PROBLEM TO SOLVE:
From the entries below, extract every line that includes the word "recipes".

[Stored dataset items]

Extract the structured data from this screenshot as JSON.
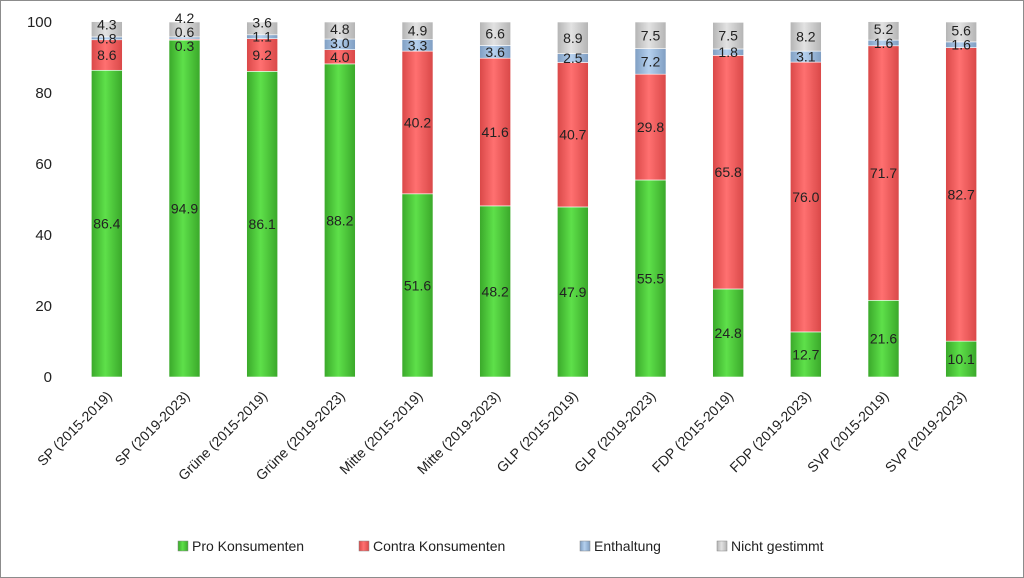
{
  "chart_data": {
    "type": "bar",
    "stacked": true,
    "categories": [
      "SP (2015-2019)",
      "SP (2019-2023)",
      "Grüne (2015-2019)",
      "Grüne (2019-2023)",
      "Mitte (2015-2019)",
      "Mitte (2019-2023)",
      "GLP (2015-2019)",
      "GLP (2019-2023)",
      "FDP (2015-2019)",
      "FDP (2019-2023)",
      "SVP (2015-2019)",
      "SVP (2019-2023)"
    ],
    "series": [
      {
        "name": "Pro Konsumenten",
        "color": "#4fd03a",
        "values": [
          86.4,
          94.9,
          86.1,
          88.2,
          51.6,
          48.2,
          47.9,
          55.5,
          24.8,
          12.7,
          21.6,
          10.1
        ],
        "labels": [
          "86.4",
          "94.9",
          "86.1",
          "88.2",
          "51.6",
          "48.2",
          "47.9",
          "55.5",
          "24.8",
          "12.7",
          "21.6",
          "10.1"
        ]
      },
      {
        "name": "Contra Konsumenten",
        "color": "#f26161",
        "values": [
          8.6,
          0.3,
          9.2,
          4.0,
          40.2,
          41.6,
          40.7,
          29.8,
          65.8,
          76.0,
          71.7,
          82.7
        ],
        "labels": [
          "8.6",
          "0.3",
          "9.2",
          "4.0",
          "40.2",
          "41.6",
          "40.7",
          "29.8",
          "65.8",
          "76.0",
          "71.7",
          "82.7"
        ]
      },
      {
        "name": "Enthaltung",
        "color": "#9fbfe0",
        "values": [
          0.8,
          0.6,
          1.1,
          3.0,
          3.3,
          3.6,
          2.5,
          7.2,
          1.8,
          3.1,
          1.6,
          1.6
        ],
        "labels": [
          "0.8",
          "0.6",
          "1.1",
          "3.0",
          "3.3",
          "3.6",
          "2.5",
          "7.2",
          "1.8",
          "3.1",
          "1.6",
          "1.6"
        ]
      },
      {
        "name": "Nicht gestimmt",
        "color": "#d0d0d0",
        "values": [
          4.3,
          4.2,
          3.6,
          4.8,
          4.9,
          6.6,
          8.9,
          7.5,
          7.5,
          8.2,
          5.2,
          5.6
        ],
        "labels": [
          "4.3",
          "4.2",
          "3.6",
          "4.8",
          "4.9",
          "6.6",
          "8.9",
          "7.5",
          "7.5",
          "8.2",
          "5.2",
          "5.6"
        ]
      }
    ],
    "ylim": [
      0,
      100
    ],
    "yticks": [
      "0",
      "20",
      "40",
      "60",
      "80",
      "100"
    ],
    "grid": false,
    "legend_position": "bottom"
  }
}
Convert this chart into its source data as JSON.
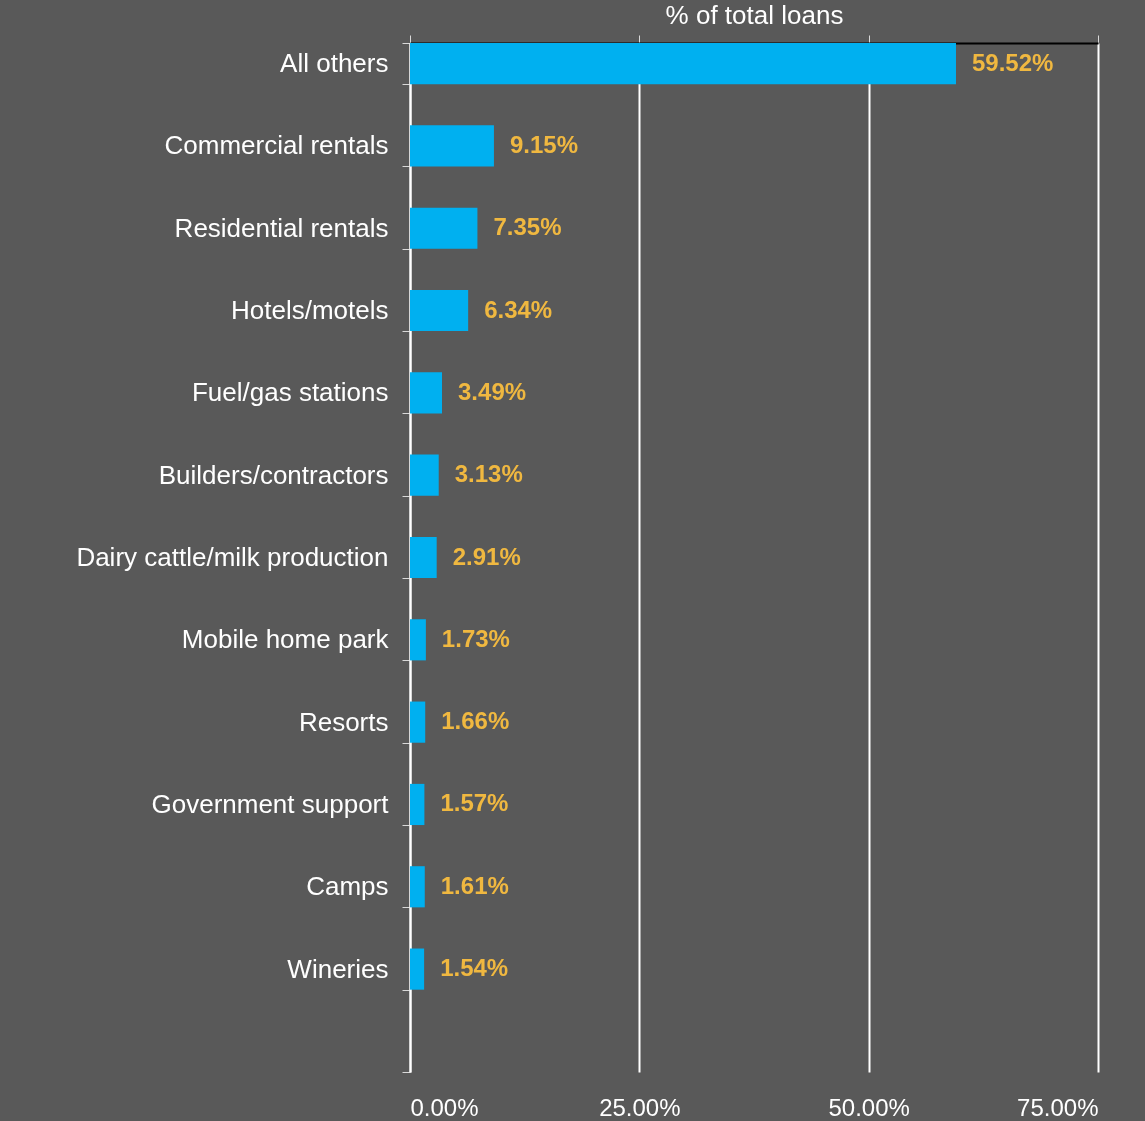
{
  "chart_data": {
    "type": "bar",
    "orientation": "horizontal",
    "xlabel": "% of total loans",
    "categories": [
      "All others",
      "Commercial rentals",
      "Residential rentals",
      "Hotels/motels",
      "Fuel/gas stations",
      "Builders/contractors",
      "Dairy cattle/milk production",
      "Mobile home park",
      "Resorts",
      "Government support",
      "Camps",
      "Wineries",
      null
    ],
    "values": [
      59.52,
      9.15,
      7.35,
      6.34,
      3.49,
      3.13,
      2.91,
      1.73,
      1.66,
      1.57,
      1.61,
      1.54,
      null
    ],
    "value_labels": [
      "59.52%",
      "9.15%",
      "7.35%",
      "6.34%",
      "3.49%",
      "3.13%",
      "2.91%",
      "1.73%",
      "1.66%",
      "1.57%",
      "1.61%",
      "1.54%",
      null
    ],
    "color": "#00b0f0",
    "xlim": [
      0,
      75
    ],
    "xticks": [
      {
        "value": 0,
        "label": "0.00%"
      },
      {
        "value": 25,
        "label": "25.00%"
      },
      {
        "value": 50,
        "label": "50.00%"
      },
      {
        "value": 75,
        "label": "75.00%"
      }
    ],
    "grid": "x"
  }
}
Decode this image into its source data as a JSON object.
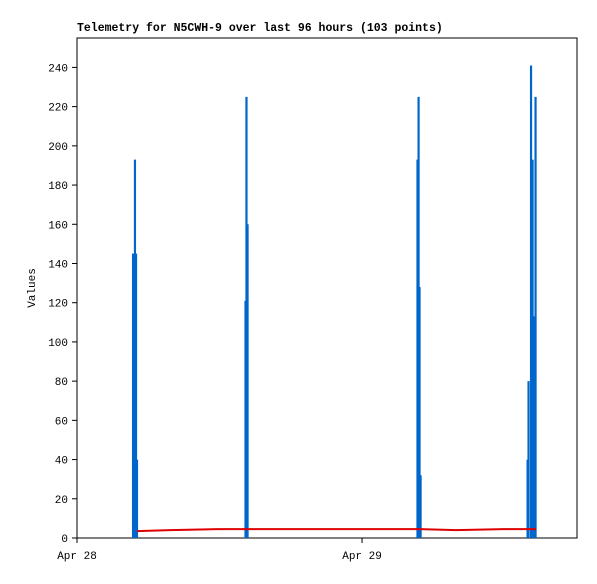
{
  "chart_data": {
    "type": "impulse",
    "title": "Telemetry for N5CWH-9 over last 96 hours (103 points)",
    "y_label": "Values",
    "xlim": [
      0,
      42.1
    ],
    "xticks": [
      {
        "value": 0,
        "label": "Apr 28"
      },
      {
        "value": 24,
        "label": "Apr 29"
      }
    ],
    "ylim": [
      0,
      255
    ],
    "yticks": [
      0,
      20,
      40,
      60,
      80,
      100,
      120,
      140,
      160,
      180,
      200,
      220,
      240
    ],
    "series": [
      {
        "color": "#0066cc",
        "style": "impulse",
        "x": [
          4.72,
          4.8,
          4.88,
          4.97,
          5.05,
          14.19,
          14.27,
          14.36,
          28.67,
          28.76,
          28.84,
          28.93,
          37.94,
          38.02,
          38.23,
          38.36,
          38.48,
          38.61
        ],
        "values": [
          145,
          145,
          193,
          145,
          40,
          121,
          225,
          160,
          193,
          225,
          128,
          32,
          40,
          80,
          241,
          193,
          113,
          225
        ]
      },
      {
        "color": "#dd0000",
        "style": "line",
        "x": [
          5.05,
          7.83,
          11.87,
          28.88,
          31.92,
          35.87,
          38.65
        ],
        "values": [
          3.5,
          4,
          4.5,
          4.5,
          4,
          4.5,
          4.5
        ]
      }
    ]
  }
}
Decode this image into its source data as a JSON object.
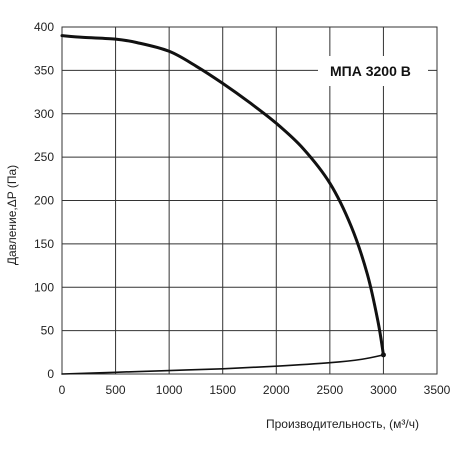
{
  "chart_data": {
    "type": "line",
    "title": "МПА 3200 В",
    "xlabel": "Производительность, (м³/ч)",
    "ylabel": "Давление,ΔP (Па)",
    "xlim": [
      0,
      3500
    ],
    "ylim": [
      0,
      400
    ],
    "x_ticks": [
      0,
      500,
      1000,
      1500,
      2000,
      2500,
      3000,
      3500
    ],
    "y_ticks": [
      0,
      50,
      100,
      150,
      200,
      250,
      300,
      350,
      400
    ],
    "grid": true,
    "series": [
      {
        "values": [
          [
            0,
            390
          ],
          [
            200,
            388
          ],
          [
            500,
            386
          ],
          [
            700,
            382
          ],
          [
            1000,
            372
          ],
          [
            1250,
            355
          ],
          [
            1500,
            335
          ],
          [
            1750,
            313
          ],
          [
            2000,
            289
          ],
          [
            2250,
            260
          ],
          [
            2500,
            220
          ],
          [
            2700,
            170
          ],
          [
            2850,
            115
          ],
          [
            2950,
            60
          ],
          [
            3000,
            22
          ]
        ]
      },
      {
        "values": [
          [
            0,
            0
          ],
          [
            500,
            2
          ],
          [
            1000,
            4
          ],
          [
            1500,
            6
          ],
          [
            2000,
            9
          ],
          [
            2500,
            13
          ],
          [
            2800,
            17
          ],
          [
            3000,
            22
          ]
        ]
      }
    ],
    "colors": {
      "line": "#111111",
      "grid": "#333333",
      "background": "#ffffff"
    }
  }
}
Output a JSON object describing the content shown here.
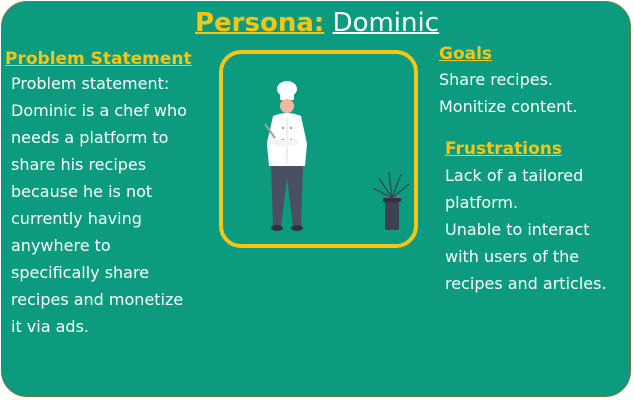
{
  "persona": {
    "prefix": "Persona:",
    "name": "Dominic"
  },
  "problem": {
    "heading": "Problem Statement",
    "lines": [
      "Problem statement:",
      "Dominic is a chef who",
      "needs a platform to",
      "share his recipes",
      "because he is not",
      "currently having",
      "anywhere to",
      "specifically share",
      "recipes and monetize",
      "it via ads."
    ]
  },
  "goals": {
    "heading": "Goals",
    "lines": [
      "Share recipes.",
      "Monitize content."
    ]
  },
  "frustrations": {
    "heading": "Frustrations",
    "lines": [
      "Lack of a tailored",
      "platform.",
      "Unable to interact",
      "with users of the",
      "recipes and articles."
    ]
  },
  "illustration": {
    "subject": "chef-illustration",
    "colors": {
      "frame": "#f5c518",
      "background": "#0c9b7f",
      "jacket": "#ffffff",
      "pants": "#4a4f63",
      "skin": "#f0b9a3",
      "pot": "#3d4150"
    }
  }
}
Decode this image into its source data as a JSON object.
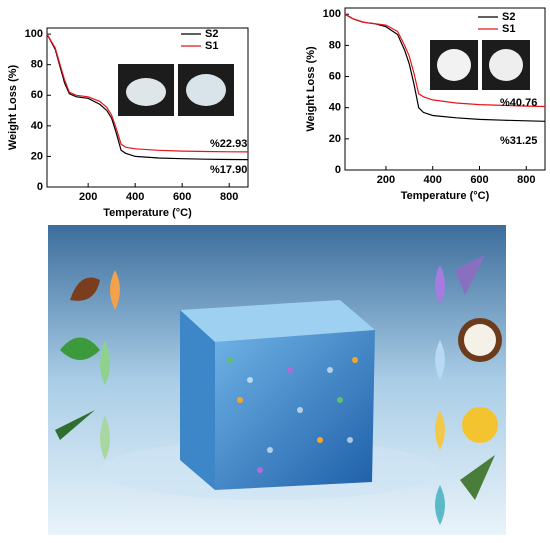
{
  "chart_data": [
    {
      "type": "line",
      "xlabel": "Temperature (°C)",
      "ylabel": "Weight Loss (%)",
      "x": [
        25,
        60,
        100,
        120,
        150,
        200,
        250,
        280,
        300,
        320,
        340,
        360,
        400,
        500,
        600,
        700,
        800,
        880
      ],
      "series": [
        {
          "name": "S2",
          "color": "#000000",
          "values": [
            100,
            90,
            68,
            61,
            59,
            58,
            54,
            50,
            45,
            35,
            24,
            22,
            20,
            19,
            18.5,
            18.2,
            18.0,
            17.9
          ]
        },
        {
          "name": "S1",
          "color": "#e8141c",
          "values": [
            100,
            91,
            70,
            62,
            60,
            59,
            56,
            52,
            47,
            38,
            28,
            26,
            25,
            24,
            23.5,
            23.2,
            23.0,
            22.93
          ]
        }
      ],
      "annotations": [
        "%22.93",
        "%17.90"
      ],
      "xlim": [
        25,
        880
      ],
      "xticks": [
        200,
        400,
        600,
        800
      ],
      "ylim": [
        0,
        104
      ],
      "yticks": [
        0,
        20,
        40,
        60,
        80,
        100
      ],
      "legend": "upper right"
    },
    {
      "type": "line",
      "xlabel": "Temperature (°C)",
      "ylabel": "Weight Loss (%)",
      "x": [
        25,
        60,
        100,
        120,
        150,
        200,
        250,
        280,
        300,
        320,
        340,
        360,
        400,
        500,
        600,
        700,
        800,
        880
      ],
      "series": [
        {
          "name": "S2",
          "color": "#000000",
          "values": [
            100,
            97,
            95,
            94.5,
            94,
            92,
            87,
            77,
            68,
            55,
            40,
            37,
            35,
            33.5,
            32.5,
            32,
            31.6,
            31.25
          ]
        },
        {
          "name": "S1",
          "color": "#e8141c",
          "values": [
            100,
            97,
            95,
            94.5,
            94,
            93,
            89,
            80,
            73,
            62,
            49,
            47,
            45,
            43,
            42,
            41.5,
            41,
            40.76
          ]
        }
      ],
      "annotations": [
        "%40.76",
        "%31.25"
      ],
      "xlim": [
        25,
        880
      ],
      "xticks": [
        200,
        400,
        600,
        800
      ],
      "ylim": [
        0,
        104
      ],
      "yticks": [
        0,
        20,
        40,
        60,
        80,
        100
      ],
      "legend": "upper right"
    }
  ]
}
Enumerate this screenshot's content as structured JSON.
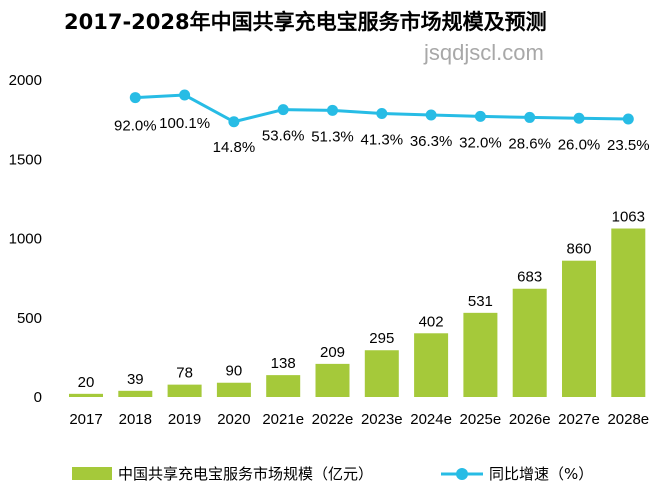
{
  "title": "2017-2028年中国共享充电宝服务市场规模及预测",
  "watermark": "jsqdjscl.com",
  "colors": {
    "bar": "#a5c93a",
    "line": "#27bce5"
  },
  "chart_data": {
    "type": "bar+line",
    "categories": [
      "2017",
      "2018",
      "2019",
      "2020",
      "2021e",
      "2022e",
      "2023e",
      "2024e",
      "2025e",
      "2026e",
      "2027e",
      "2028e"
    ],
    "series": [
      {
        "name": "中国共享充电宝服务市场规模（亿元）",
        "type": "bar",
        "values": [
          20,
          39,
          78,
          90,
          138,
          209,
          295,
          402,
          531,
          683,
          860,
          1063
        ],
        "labels": [
          "20",
          "39",
          "78",
          "90",
          "138",
          "209",
          "295",
          "402",
          "531",
          "683",
          "860",
          "1063"
        ]
      },
      {
        "name": "同比增速（%）",
        "type": "line",
        "values": [
          null,
          92.0,
          100.1,
          14.8,
          53.6,
          51.3,
          41.3,
          36.3,
          32.0,
          28.6,
          26.0,
          23.5
        ],
        "labels": [
          "",
          "92.0%",
          "100.1%",
          "14.8%",
          "53.6%",
          "51.3%",
          "41.3%",
          "36.3%",
          "32.0%",
          "28.6%",
          "26.0%",
          "23.5%"
        ]
      }
    ],
    "y_ticks": [
      "0",
      "500",
      "1000",
      "1500",
      "2000"
    ],
    "ylim": [
      0,
      2000
    ],
    "grid": false,
    "legend_position": "bottom"
  }
}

WRITTEN REPLY:
      "share his recipes",
      "recipes and monetize",
      "Share recipes.",
      "recipes and articles."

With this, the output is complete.